*WORK TO BE COMPLETED*
Could you pull every line of the material below out word for word, leaving out the picture lines?

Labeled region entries
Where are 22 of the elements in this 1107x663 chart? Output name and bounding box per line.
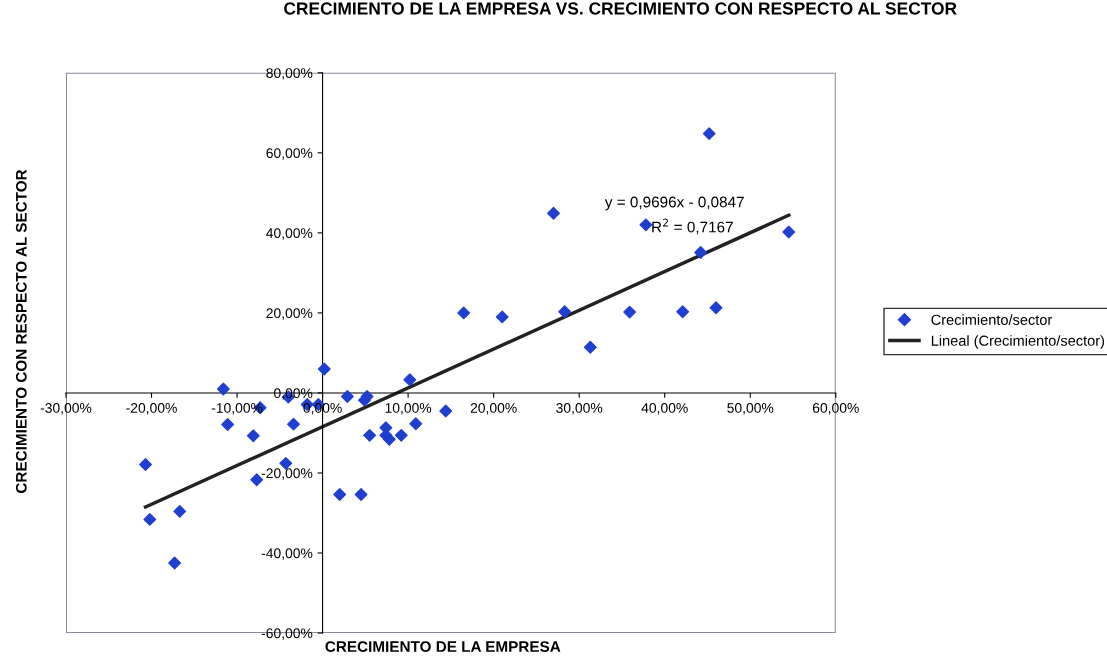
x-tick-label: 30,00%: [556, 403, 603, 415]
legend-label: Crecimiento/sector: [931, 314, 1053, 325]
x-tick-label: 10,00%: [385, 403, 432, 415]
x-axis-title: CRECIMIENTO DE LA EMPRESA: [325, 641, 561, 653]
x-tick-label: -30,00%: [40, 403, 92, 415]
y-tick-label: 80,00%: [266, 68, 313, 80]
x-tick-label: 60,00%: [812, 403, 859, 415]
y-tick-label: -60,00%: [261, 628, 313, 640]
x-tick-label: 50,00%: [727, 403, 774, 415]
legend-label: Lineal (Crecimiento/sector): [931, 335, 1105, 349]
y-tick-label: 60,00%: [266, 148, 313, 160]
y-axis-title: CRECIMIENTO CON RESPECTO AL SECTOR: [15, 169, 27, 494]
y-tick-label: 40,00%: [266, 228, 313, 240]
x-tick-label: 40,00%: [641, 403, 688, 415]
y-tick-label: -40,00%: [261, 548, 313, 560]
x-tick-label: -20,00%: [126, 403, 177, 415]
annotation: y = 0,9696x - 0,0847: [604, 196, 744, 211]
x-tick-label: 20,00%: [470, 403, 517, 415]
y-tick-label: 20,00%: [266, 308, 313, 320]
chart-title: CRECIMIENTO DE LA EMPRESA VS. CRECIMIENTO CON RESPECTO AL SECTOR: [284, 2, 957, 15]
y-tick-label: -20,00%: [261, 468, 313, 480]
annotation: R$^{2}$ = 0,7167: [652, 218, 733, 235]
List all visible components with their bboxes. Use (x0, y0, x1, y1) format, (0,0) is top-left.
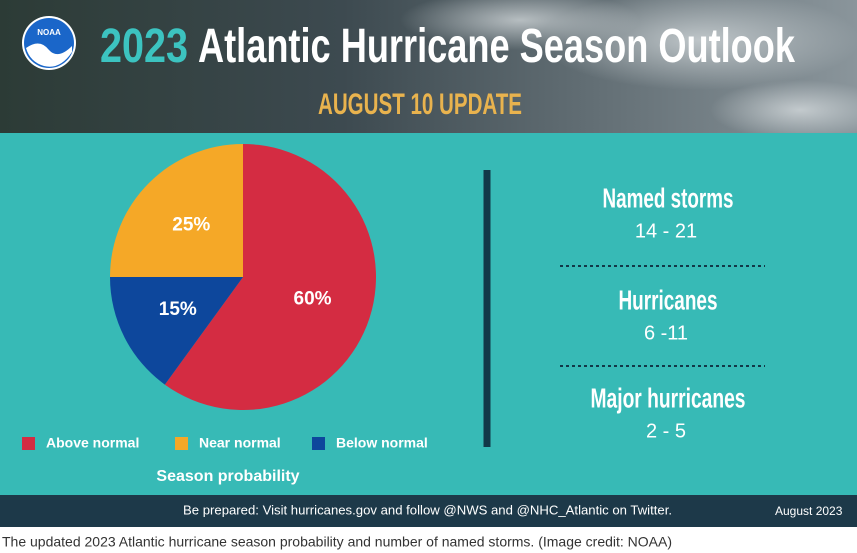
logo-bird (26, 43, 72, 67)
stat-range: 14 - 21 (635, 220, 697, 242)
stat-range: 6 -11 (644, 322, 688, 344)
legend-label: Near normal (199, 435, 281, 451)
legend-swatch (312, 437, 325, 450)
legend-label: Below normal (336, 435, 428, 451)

*RESULT*
Where are 22 of the elements in this 1107x663 chart? Output name and bounding box per line.
x-tick-label: 30,00%: [556, 403, 603, 415]
legend-label: Crecimiento/sector: [931, 314, 1053, 325]
x-tick-label: 10,00%: [385, 403, 432, 415]
x-axis-title: CRECIMIENTO DE LA EMPRESA: [325, 641, 561, 653]
x-tick-label: -30,00%: [40, 403, 92, 415]
y-tick-label: 80,00%: [266, 68, 313, 80]
x-tick-label: 60,00%: [812, 403, 859, 415]
y-tick-label: -60,00%: [261, 628, 313, 640]
x-tick-label: 50,00%: [727, 403, 774, 415]
legend-label: Lineal (Crecimiento/sector): [931, 335, 1105, 349]
y-tick-label: 60,00%: [266, 148, 313, 160]
y-axis-title: CRECIMIENTO CON RESPECTO AL SECTOR: [15, 169, 27, 494]
y-tick-label: 40,00%: [266, 228, 313, 240]
x-tick-label: 40,00%: [641, 403, 688, 415]
y-tick-label: -40,00%: [261, 548, 313, 560]
x-tick-label: -20,00%: [126, 403, 177, 415]
annotation: y = 0,9696x - 0,0847: [604, 196, 744, 211]
x-tick-label: 20,00%: [470, 403, 517, 415]
y-tick-label: 20,00%: [266, 308, 313, 320]
chart-title: CRECIMIENTO DE LA EMPRESA VS. CRECIMIENTO CON RESPECTO AL SECTOR: [284, 2, 957, 15]
y-tick-label: -20,00%: [261, 468, 313, 480]
annotation: R$^{2}$ = 0,7167: [652, 218, 733, 235]
List all visible components with their bboxes. Use (x0, y0, x1, y1) format, (0,0) is top-left.
logo-bird (26, 43, 72, 67)
stat-range: 14 - 21 (635, 220, 697, 242)
stat-range: 6 -11 (644, 322, 688, 344)
legend-label: Near normal (199, 435, 281, 451)
legend-swatch (312, 437, 325, 450)
legend-label: Below normal (336, 435, 428, 451)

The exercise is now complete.